[Intel-gfx] [PATCH] drm/i915: Fix NPD in PMU during driver teardown
Umesh Nerlige Ramappa
umesh.nerlige.ramappa at intel.com
Fri Jul 1 00:11:48 UTC 2022
On Thu, Jun 30, 2022 at 09:00:28PM +0000, Stuart Summers wrote:
>In the driver teardown, we are unregistering the gt prior
>to unregistering the PMU. This means there is a small window
>of time in which the application can request metrics from the
>PMU, some of which are calling into the uapi engines list,
>while the engines are not available. In this case we can
>see null pointer dereferences.
>
>Fix this ordering in both the driver load and unload sequences.
>
>Additionally add a check for engine presence to prevent this
>NPD in the event this ordering is accidentally reversed. Print
>a debug message indicating when they aren't available.
>
>v1: Actually address the driver load/unload ordering issue
>
>Signed-off-by: Stuart Summers <stuart.summers at intel.com>
>---
I thought this is likely happening because intel_gpu_top is running in
the background when i915 is unloaded. I tried a quick repro, I don't see
the unload succeed ("fatal module in use", not sure if this was a
partial unload), but when I try to kill intel_gpu_top, I get an NPD.
This is in the event disable path - i915_pmu_event_stop ->
i915_pmu_disable.
It's likely that you are seeing a different path (unload) leading to the
same issue.
I think in i915_pmu_disable/disable should be aware of event->hw.state
and or pmu->closed states before accessing the event. Maybe like,
if (event->hw.state != PERF_HES_STOPPED && is_engine_event(event)) {
@Tvrtko, wondering if this case is tested by igt at perf_pmu@module-unload.
I am not clear if we should use event->hw.state or pmu->closed here and
if/how they are related. IMO, for this issue, the engine check is good
enough too, so we don't really need the pmu state checks. Thoughts?

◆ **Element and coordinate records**

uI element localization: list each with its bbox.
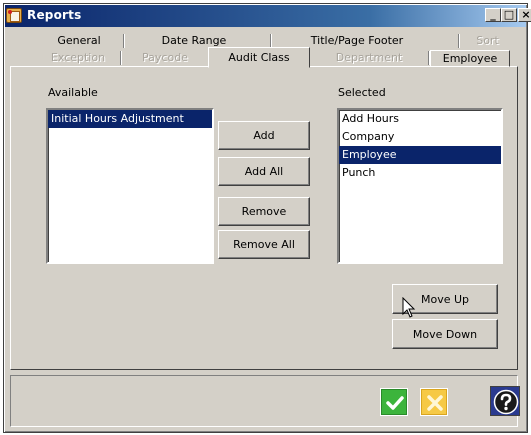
cancel-button[interactable] [420,388,448,416]
question-icon [493,389,519,415]
tab-department: Department [335,51,403,64]
list-item[interactable]: Employee [339,146,501,164]
remove-all-button[interactable]: Remove All [218,230,310,259]
selected-listbox[interactable]: Add Hours Company Employee Punch [337,108,503,264]
mouse-cursor-icon [402,297,416,318]
remove-button[interactable]: Remove [218,197,310,226]
list-item[interactable]: Add Hours [339,110,501,128]
window-title: Reports [27,8,82,22]
minimize-button[interactable]: _ [485,8,501,22]
tab-audit-class[interactable]: Audit Class [208,47,310,68]
add-all-button[interactable]: Add All [218,157,310,186]
reports-app-icon [6,8,22,23]
help-button[interactable] [490,386,520,416]
maximize-button[interactable]: □ [501,8,517,22]
tab-sort: Sort [476,34,499,47]
tab-exception: Exception [50,51,106,64]
tab-general[interactable]: General [34,33,124,50]
close-button[interactable]: × [518,8,531,22]
list-item[interactable]: Company [339,128,501,146]
x-icon [427,395,443,411]
list-item[interactable]: Punch [339,164,501,182]
selected-label: Selected [338,86,386,99]
available-label: Available [48,86,98,99]
move-down-button[interactable]: Move Down [392,319,498,349]
title-bar[interactable] [5,5,526,27]
check-icon [386,396,404,410]
tab-employee[interactable]: Employee [430,50,510,67]
tab-paycode: Paycode [142,51,188,64]
list-item[interactable]: Initial Hours Adjustment [48,110,212,128]
available-listbox[interactable]: Initial Hours Adjustment [46,108,214,264]
add-button[interactable]: Add [218,121,310,150]
ok-button[interactable] [380,388,408,416]
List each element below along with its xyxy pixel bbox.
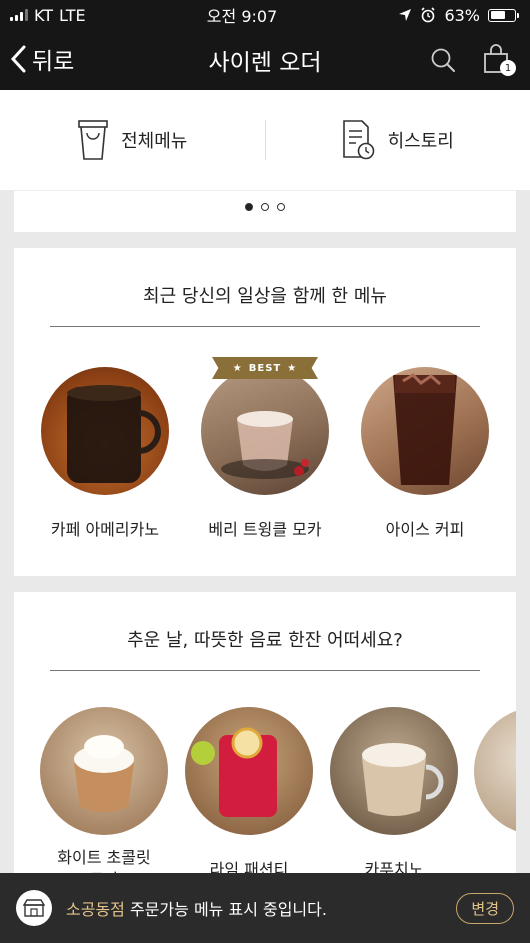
tab-all-menu-label: 전체메뉴	[121, 131, 188, 152]
clock: 오전 9:07	[206, 7, 278, 26]
menu-item-americano[interactable]: 카페 아메리카노	[30, 367, 180, 541]
tab-all-menu[interactable]: 전체메뉴	[0, 119, 265, 161]
star-icon: ★	[287, 362, 298, 374]
menu-item-name: 아이스 커피	[385, 520, 465, 539]
star-icon: ★	[232, 362, 243, 374]
signal-icon	[10, 9, 28, 21]
back-label: 뒤로	[32, 49, 75, 75]
menu-item-lime-passion-tea[interactable]: 라임 패션티	[174, 707, 324, 881]
americano-image	[41, 367, 169, 495]
cup-icon	[78, 120, 108, 160]
store-name: 소공동점	[66, 900, 125, 919]
carrier-label: KT	[34, 5, 54, 25]
menu-item-partial[interactable]	[474, 707, 516, 835]
store-icon	[16, 890, 52, 926]
best-badge: ★ BEST ★	[212, 357, 318, 379]
battery-icon	[488, 8, 519, 22]
drink-image	[474, 707, 516, 835]
battery-percent: 63%	[444, 5, 480, 25]
change-store-button[interactable]: 변경	[456, 892, 514, 924]
menu-tabs: 전체메뉴 히스토리	[0, 90, 530, 190]
menu-item-berry-twinkle-mocha[interactable]: ★ BEST ★ 베리 트윙클 모카	[190, 357, 340, 541]
cart-count-badge: 1	[500, 60, 516, 76]
search-icon[interactable]	[430, 47, 456, 73]
carousel-dot[interactable]	[261, 203, 269, 211]
menu-item-name: 카페 아메리카노	[50, 520, 160, 539]
cappuccino-image	[330, 707, 458, 835]
carousel-dot[interactable]	[277, 203, 285, 211]
iced-coffee-image	[361, 367, 489, 495]
section-title: 최근 당신의 일상을 함께 한 메뉴	[143, 286, 387, 307]
menu-item-name: 베리 트윙클 모카	[208, 520, 322, 539]
recent-menu-section: 최근 당신의 일상을 함께 한 메뉴 카페 아메리카노 ★ BEST ★ 베리 트윙…	[14, 248, 516, 576]
lime-passion-tea-image	[185, 707, 313, 835]
top-bar: KT LTE 오전 9:07 63% 뒤로 사이렌 오더 1	[0, 0, 530, 90]
location-arrow-icon	[399, 9, 412, 21]
menu-item-white-chocolate-mocha[interactable]: 화이트 초콜릿 모카	[28, 707, 180, 882]
cart-button[interactable]: 1	[482, 44, 516, 76]
alarm-icon	[421, 7, 436, 23]
white-mocha-image	[40, 707, 168, 835]
tab-history-label: 히스토리	[387, 131, 454, 152]
back-button[interactable]: 뒤로	[10, 42, 74, 76]
chevron-left-icon	[10, 45, 26, 73]
tab-history[interactable]: 히스토리	[266, 119, 530, 161]
banner-carousel[interactable]	[14, 190, 516, 232]
nav-bar: 뒤로 사이렌 오더 1	[0, 30, 530, 90]
carousel-dot[interactable]	[245, 203, 253, 211]
warm-drinks-section: 추운 날, 따뜻한 음료 한잔 어떠세요? 화이트 초콜릿 모카 라임 패션티 …	[14, 592, 516, 882]
menu-item-cappuccino[interactable]: 카푸치노	[319, 707, 469, 881]
menu-item-iced-coffee[interactable]: 아이스 커피	[350, 367, 500, 541]
carousel-pagination	[14, 203, 516, 211]
status-text: 주문가능 메뉴 표시 중입니다.	[124, 900, 327, 919]
history-icon	[342, 120, 374, 160]
store-status-bar: 소공동점 주문가능 메뉴 표시 중입니다. 변경	[0, 873, 530, 943]
berry-mocha-image	[201, 367, 329, 495]
network-label: LTE	[59, 5, 86, 25]
status-bar: KT LTE 오전 9:07 63%	[0, 0, 530, 30]
section-title: 추운 날, 따뜻한 음료 한잔 어떠세요?	[127, 630, 403, 651]
store-status-message: 소공동점 주문가능 메뉴 표시 중입니다.	[66, 896, 456, 920]
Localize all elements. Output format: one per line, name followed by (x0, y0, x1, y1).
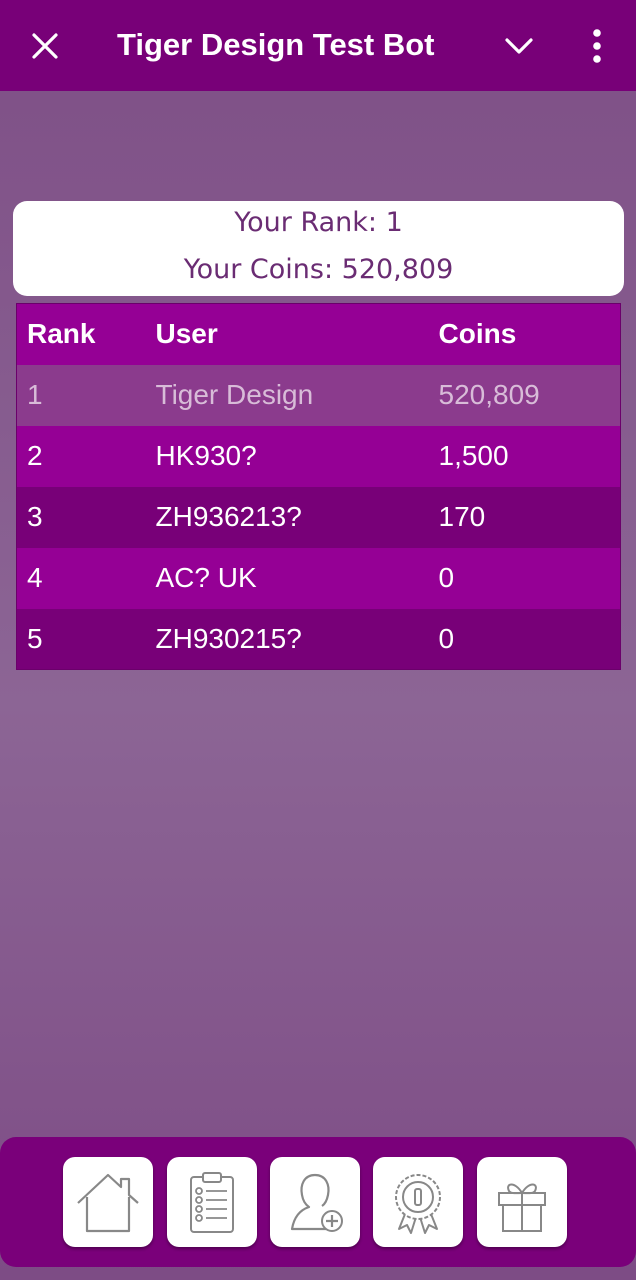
rank-cell: 3 (16, 486, 146, 548)
coins-cell: 520,809 (428, 364, 621, 426)
page-title: Tiger Design Test Bot (117, 27, 435, 62)
column-header-coins: Coins (428, 303, 621, 365)
rank-cell: 5 (16, 608, 146, 670)
chevron-down-icon[interactable] (504, 34, 534, 58)
more-vert-icon[interactable] (588, 28, 606, 64)
user-cell: ZH930215? (145, 608, 429, 670)
coins-cell: 0 (428, 608, 621, 670)
add-user-icon (290, 1173, 343, 1232)
column-header-rank: Rank (16, 303, 146, 365)
clipboard-checklist-icon (190, 1172, 234, 1233)
your-rank-text: Your Rank: 1 (234, 207, 403, 238)
rewards-badge-button[interactable] (373, 1157, 463, 1247)
table-header-row: Rank User Coins (16, 303, 621, 365)
gift-icon (498, 1183, 546, 1232)
close-icon[interactable] (30, 31, 60, 61)
leaderboard-table: Rank User Coins 1 Tiger Design 520,809 2… (16, 303, 621, 670)
user-cell: Tiger Design (145, 364, 429, 426)
invite-friend-button[interactable] (270, 1157, 360, 1247)
column-header-user: User (145, 303, 429, 365)
coins-cell: 0 (428, 547, 621, 609)
table-row-current-user: 1 Tiger Design 520,809 (16, 364, 621, 426)
award-badge-icon (395, 1174, 441, 1234)
table-row: 3 ZH936213? 170 (16, 486, 621, 548)
rank-cell: 1 (16, 364, 146, 426)
rank-cell: 2 (16, 425, 146, 487)
top-app-bar: Tiger Design Test Bot (0, 0, 636, 91)
tasks-button[interactable] (167, 1157, 257, 1247)
home-button[interactable] (63, 1157, 153, 1247)
table-row: 5 ZH930215? 0 (16, 608, 621, 670)
table-row: 2 HK930? 1,500 (16, 425, 621, 487)
user-cell: ZH936213? (145, 486, 429, 548)
rank-cell: 4 (16, 547, 146, 609)
coins-cell: 170 (428, 486, 621, 548)
table-row: 4 AC? UK 0 (16, 547, 621, 609)
your-coins-text: Your Coins: 520,809 (183, 254, 454, 285)
coins-cell: 1,500 (428, 425, 621, 487)
gift-button[interactable] (477, 1157, 567, 1247)
rank-summary-card: Your Rank: 1 Your Coins: 520,809 (13, 201, 624, 296)
user-cell: AC? UK (145, 547, 429, 609)
home-icon (77, 1173, 139, 1233)
bottom-nav-bar (0, 1137, 636, 1267)
user-cell: HK930? (145, 425, 429, 487)
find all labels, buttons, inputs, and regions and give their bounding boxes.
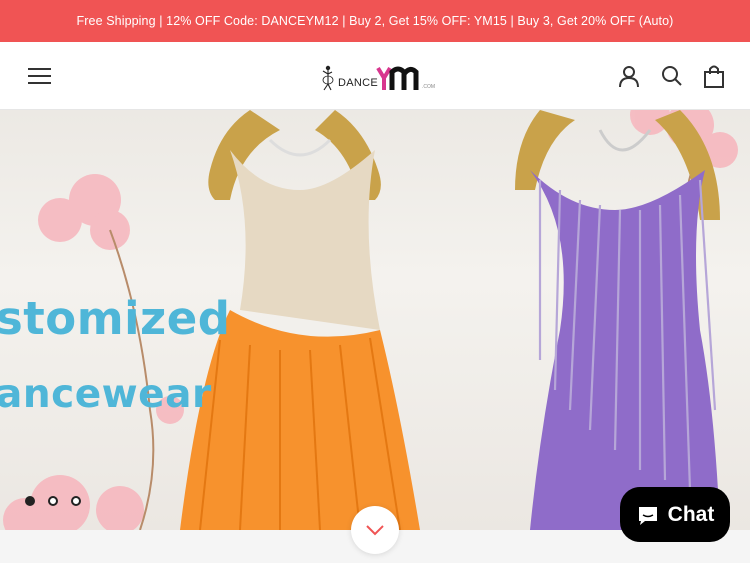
cart-icon[interactable] [702, 64, 726, 88]
site-logo[interactable]: DANCE .COM [318, 60, 436, 94]
announcement-bar: Free Shipping | 12% OFF Code: DANCEYM12 … [0, 0, 750, 42]
search-icon[interactable] [660, 64, 684, 88]
chat-label: Chat [667, 502, 715, 526]
scroll-down-button[interactable] [351, 506, 399, 554]
slide-indicators [25, 496, 81, 506]
logo-text: DANCE [338, 77, 379, 89]
announcement-text: Free Shipping | 12% OFF Code: DANCEYM12 … [76, 14, 674, 28]
logo-suffix: .COM [422, 84, 436, 90]
hamburger-menu-icon[interactable] [28, 68, 51, 85]
slide-dot-2[interactable] [48, 496, 58, 506]
hero-headline-line2: ancewear [0, 372, 212, 417]
chat-bubble-icon [638, 506, 657, 525]
site-header: DANCE .COM [0, 42, 750, 110]
hero-slideshow[interactable]: stomized ancewear [0, 110, 750, 530]
hero-headline-line1: stomized [0, 292, 231, 345]
account-icon[interactable] [617, 64, 641, 88]
chat-button[interactable]: Chat [620, 487, 730, 542]
slide-dot-1[interactable] [25, 496, 35, 506]
slide-dot-3[interactable] [71, 496, 81, 506]
chevron-down-icon [366, 525, 384, 536]
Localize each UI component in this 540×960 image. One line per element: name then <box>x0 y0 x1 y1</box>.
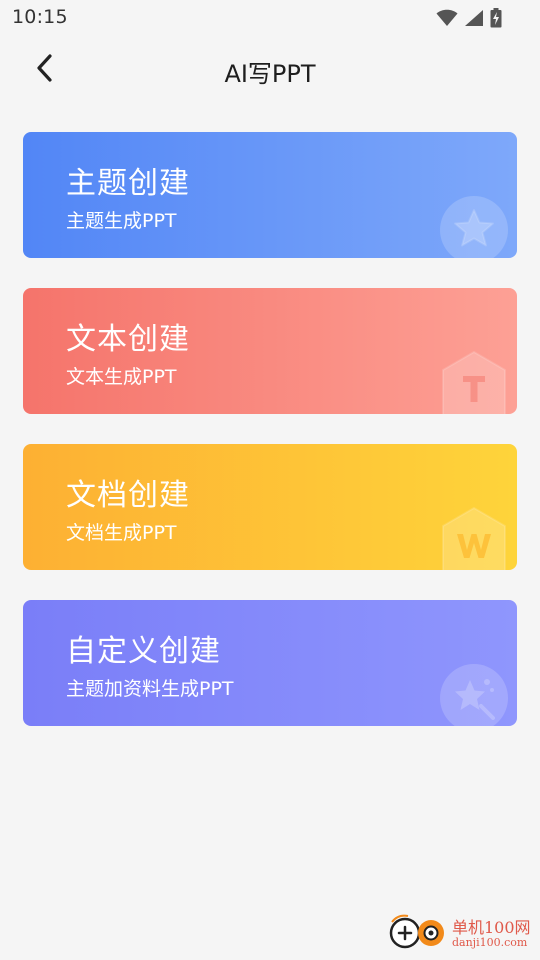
card-subtitle: 文本生成PPT <box>66 366 177 388</box>
card-title: 主题创建 <box>66 166 190 201</box>
word-doc-icon <box>439 506 509 570</box>
status-time: 10:15 <box>12 6 68 28</box>
card-title: 文档创建 <box>66 478 190 513</box>
star-icon <box>439 194 509 258</box>
wifi-icon <box>436 9 458 31</box>
text-t-icon <box>439 350 509 414</box>
signal-icon <box>464 9 484 31</box>
create-options-list: 主题创建 主题生成PPT 文本创建 文本生成PPT 文档创建 文档生成PPT 自… <box>23 132 517 756</box>
magic-star-icon <box>439 662 509 726</box>
card-title: 自定义创建 <box>66 634 221 669</box>
card-subtitle: 文档生成PPT <box>66 522 177 544</box>
watermark-name: 单机100网 <box>452 917 531 937</box>
watermark-url: danji100.com <box>452 935 528 949</box>
text-create-card[interactable]: 文本创建 文本生成PPT <box>23 288 517 414</box>
battery-charging-icon <box>490 8 502 32</box>
card-subtitle: 主题加资料生成PPT <box>66 678 234 700</box>
document-create-card[interactable]: 文档创建 文档生成PPT <box>23 444 517 570</box>
card-subtitle: 主题生成PPT <box>66 210 177 232</box>
theme-create-card[interactable]: 主题创建 主题生成PPT <box>23 132 517 258</box>
custom-create-card[interactable]: 自定义创建 主题加资料生成PPT <box>23 600 517 726</box>
card-title: 文本创建 <box>66 322 190 357</box>
nav-bar: AI写PPT <box>0 40 540 100</box>
page-title: AI写PPT <box>224 60 316 88</box>
danji-logo-icon <box>386 912 448 956</box>
status-bar: 10:15 <box>0 0 540 36</box>
status-icons <box>436 8 502 32</box>
watermark-logo: 单机100网 danji100.com <box>386 912 536 956</box>
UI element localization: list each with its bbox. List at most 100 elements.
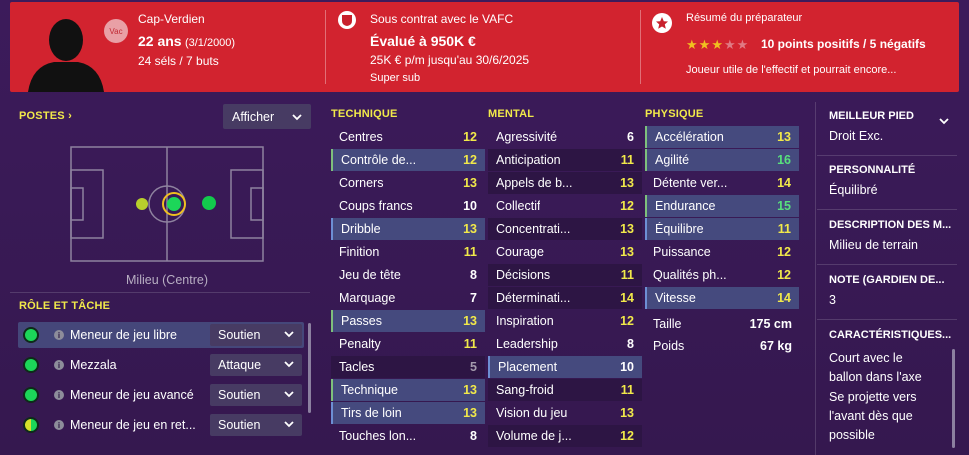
attribute-row[interactable]: Placement 10: [488, 356, 642, 378]
duty-dropdown[interactable]: Attaque: [210, 354, 302, 376]
attribute-value: 13: [620, 245, 634, 259]
roles-scrollbar[interactable]: [308, 323, 311, 413]
pitch-diagram: [70, 146, 264, 262]
attribute-row[interactable]: Équilibre 11: [645, 218, 799, 240]
chevron-down-icon: [284, 421, 294, 428]
attribute-value: 14: [777, 291, 791, 305]
attribute-row[interactable]: Puissance 12: [645, 241, 799, 263]
attribute-row[interactable]: Inspiration 12: [488, 310, 642, 332]
info-icon[interactable]: i: [54, 420, 64, 430]
roles-title: RÔLE ET TÂCHE: [19, 300, 111, 312]
trait-1-line2: ballon dans l'axe: [829, 370, 922, 384]
attribute-name: Accélération: [655, 130, 724, 144]
attribute-name: Tacles: [339, 360, 375, 374]
position-dot-am: [202, 196, 216, 210]
attribute-row[interactable]: Qualités ph... 12: [645, 264, 799, 286]
attribute-row[interactable]: Marquage 7: [331, 287, 485, 309]
chevron-down-icon[interactable]: [939, 116, 949, 126]
duty-dropdown[interactable]: Soutien: [210, 324, 302, 346]
attribute-name: Volume de j...: [496, 429, 572, 443]
attribute-value: 11: [620, 383, 634, 397]
role-row[interactable]: i Meneur de jeu avancé Soutien: [18, 382, 304, 408]
technique-title: TECHNIQUE: [331, 108, 398, 120]
attribute-name: Touches lon...: [339, 429, 417, 443]
attribute-row[interactable]: Tirs de loin 13: [331, 402, 485, 424]
height-label: Taille: [653, 317, 682, 331]
attribute-row[interactable]: Contrôle de... 12: [331, 149, 485, 171]
header-divider: [325, 10, 326, 84]
scout-report-text[interactable]: Joueur utile de l'effectif et pourrait e…: [686, 64, 896, 76]
attribute-row[interactable]: Tacles 5: [331, 356, 485, 378]
squad-status: Super sub: [370, 72, 421, 84]
attribute-row[interactable]: Agilité 16: [645, 149, 799, 171]
attribute-row[interactable]: Technique 13: [331, 379, 485, 401]
attribute-name: Détente ver...: [653, 176, 728, 190]
attribute-row[interactable]: Leadership 8: [488, 333, 642, 355]
attribute-row[interactable]: Vitesse 14: [645, 287, 799, 309]
attribute-row[interactable]: Collectif 12: [488, 195, 642, 217]
best-foot-value: Droit Exc.: [829, 129, 884, 143]
role-row[interactable]: i Meneur de jeu libre Soutien: [18, 322, 304, 348]
info-divider: [817, 319, 957, 320]
attribute-row[interactable]: Concentrati... 13: [488, 218, 642, 240]
role-row[interactable]: i Meneur de jeu en ret... Soutien: [18, 412, 304, 438]
attribute-row[interactable]: Accélération 13: [645, 126, 799, 148]
role-row[interactable]: i Mezzala Attaque: [18, 352, 304, 378]
attribute-row[interactable]: Finition 11: [331, 241, 485, 263]
scout-report-title: Résumé du préparateur: [686, 12, 803, 24]
attribute-name: Endurance: [655, 199, 716, 213]
attribute-row[interactable]: Jeu de tête 8: [331, 264, 485, 286]
attribute-row[interactable]: Courage 13: [488, 241, 642, 263]
attribute-row[interactable]: Passes 13: [331, 310, 485, 332]
duty-dropdown[interactable]: Soutien: [210, 414, 302, 436]
attribute-name: Agilité: [655, 153, 690, 167]
attribute-name: Anticipation: [496, 153, 561, 167]
chevron-down-icon: [284, 391, 294, 398]
attribute-value: 13: [463, 222, 477, 236]
attribute-row[interactable]: Corners 13: [331, 172, 485, 194]
attribute-row[interactable]: Appels de b... 13: [488, 172, 642, 194]
attribute-value: 12: [620, 314, 634, 328]
attribute-row[interactable]: Penalty 11: [331, 333, 485, 355]
info-icon[interactable]: i: [54, 360, 64, 370]
positions-title[interactable]: POSTES ›: [19, 110, 72, 122]
attribute-row[interactable]: Coups francs 10: [331, 195, 485, 217]
attribute-row[interactable]: Détente ver... 14: [645, 172, 799, 194]
trait-2-line1: Se projette vers: [829, 390, 917, 404]
attribute-row[interactable]: Endurance 15: [645, 195, 799, 217]
attribute-row[interactable]: Décisions 11: [488, 264, 642, 286]
attribute-value: 8: [627, 337, 634, 351]
attribute-row[interactable]: Dribble 13: [331, 218, 485, 240]
gk-rating-value: 3: [829, 293, 836, 307]
info-scrollbar[interactable]: [952, 349, 955, 448]
duty-value: Soutien: [218, 388, 261, 402]
info-divider: [817, 209, 957, 210]
role-suitability-icon: [23, 417, 39, 433]
scout-summary: 10 points positifs / 5 négatifs: [761, 37, 926, 51]
attribute-row[interactable]: Volume de j... 12: [488, 425, 642, 447]
info-icon[interactable]: i: [54, 330, 64, 340]
chevron-down-icon: [292, 114, 302, 121]
section-divider: [10, 292, 310, 293]
duty-value: Soutien: [218, 418, 261, 432]
attribute-row[interactable]: Vision du jeu 13: [488, 402, 642, 424]
attribute-row[interactable]: Centres 12: [331, 126, 485, 148]
attribute-row[interactable]: Déterminati... 14: [488, 287, 642, 309]
attribute-value: 13: [463, 406, 477, 420]
panel-divider: [815, 102, 816, 455]
attribute-value: 11: [463, 245, 477, 259]
trait-2-line2: l'avant dès que: [829, 409, 913, 423]
attribute-name: Décisions: [496, 268, 551, 282]
nationality: Cap-Verdien: [138, 12, 205, 26]
show-dropdown[interactable]: Afficher: [223, 104, 311, 129]
info-icon[interactable]: i: [54, 390, 64, 400]
attribute-row[interactable]: Touches lon... 8: [331, 425, 485, 447]
player-value: Évalué à 950K €: [370, 33, 476, 49]
attribute-row[interactable]: Sang-froid 11: [488, 379, 642, 401]
attribute-name: Finition: [339, 245, 380, 259]
duty-dropdown[interactable]: Soutien: [210, 384, 302, 406]
physique-title: PHYSIQUE: [645, 108, 704, 120]
attribute-row[interactable]: Anticipation 11: [488, 149, 642, 171]
star-icon: ★: [736, 37, 749, 52]
attribute-row[interactable]: Agressivité 6: [488, 126, 642, 148]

◆ **Complete the following**
[A] According to the i915 PMU patch discussion, what does the driver teardown unregister before unregistering the PMU?
[B] Reproduce the passage of the i915 PMU patch discussion starting with "I think in i915_pmu_disable/disable" and going on through "state checks. Thoughts?".
[C] Continue the i915 PMU patch discussion from the point at which it stops.
The entries above come from a separate source.

◆ **Exercise responses**
[A] The gt.

[B]
I think in i915_pmu_disable/disable should be aware of event->hw.state
and or pmu->closed states before accessing the event. Maybe like,
if (event->hw.state != PERF_HES_STOPPED && is_engine_event(event)) {
@Tvrtko, wondering if this case is tested by igt at perf_pmu@module-unload.
I am not clear if we should use event->hw.state or pmu->closed here and
if/how they are related. IMO, for this issue, the engine check is good
enough too, so we don't really need the pmu state checks. Thoughts?

[C]
Regards,
Umesh
> drivers/gpu/drm/i915/i915_driver.c | 11 ++---
> drivers/gpu/drm/i915/i915_pmu.c | 72 +++++++++++++++++-------------
> 2 files changed, 48 insertions(+), 35 deletions(-)
>
>diff --git a/drivers/gpu/drm/i915/i915_driver.c b/drivers/gpu/drm/i915/i915_driver.c
>index deb8a8b76965..ee4dcb85d206 100644
>--- a/drivers/gpu/drm/i915/i915_driver.c
>+++ b/drivers/gpu/drm/i915/i915_driver.c
>@@ -717,7 +717,6 @@ static void i915_driver_register(struct drm_i915_private *dev_priv)
> struct drm_device *dev = &dev_priv->drm;
>
> i915_gem_driver_register(dev_priv);
>- i915_pmu_register(dev_priv);
>
> intel_vgpu_register(dev_priv);
>
>@@ -731,11 +730,12 @@ static void i915_driver_register(struct drm_i915_private *dev_priv)
> i915_debugfs_register(dev_priv);
> i915_setup_sysfs(dev_priv);
>
>+ intel_gt_driver_register(to_gt(dev_priv));
>+
> /* Depends on sysfs having been initialized */
>+ i915_pmu_register(dev_priv);
> i915_perf_register(dev_priv);
>
>- intel_gt_driver_register(to_gt(dev_priv));
>-
> intel_display_driver_register(dev_priv);
>
> intel_power_domains_enable(dev_priv);
>@@ -762,11 +762,12 @@ static void i915_driver_unregister(struct drm_i915_private *dev_priv)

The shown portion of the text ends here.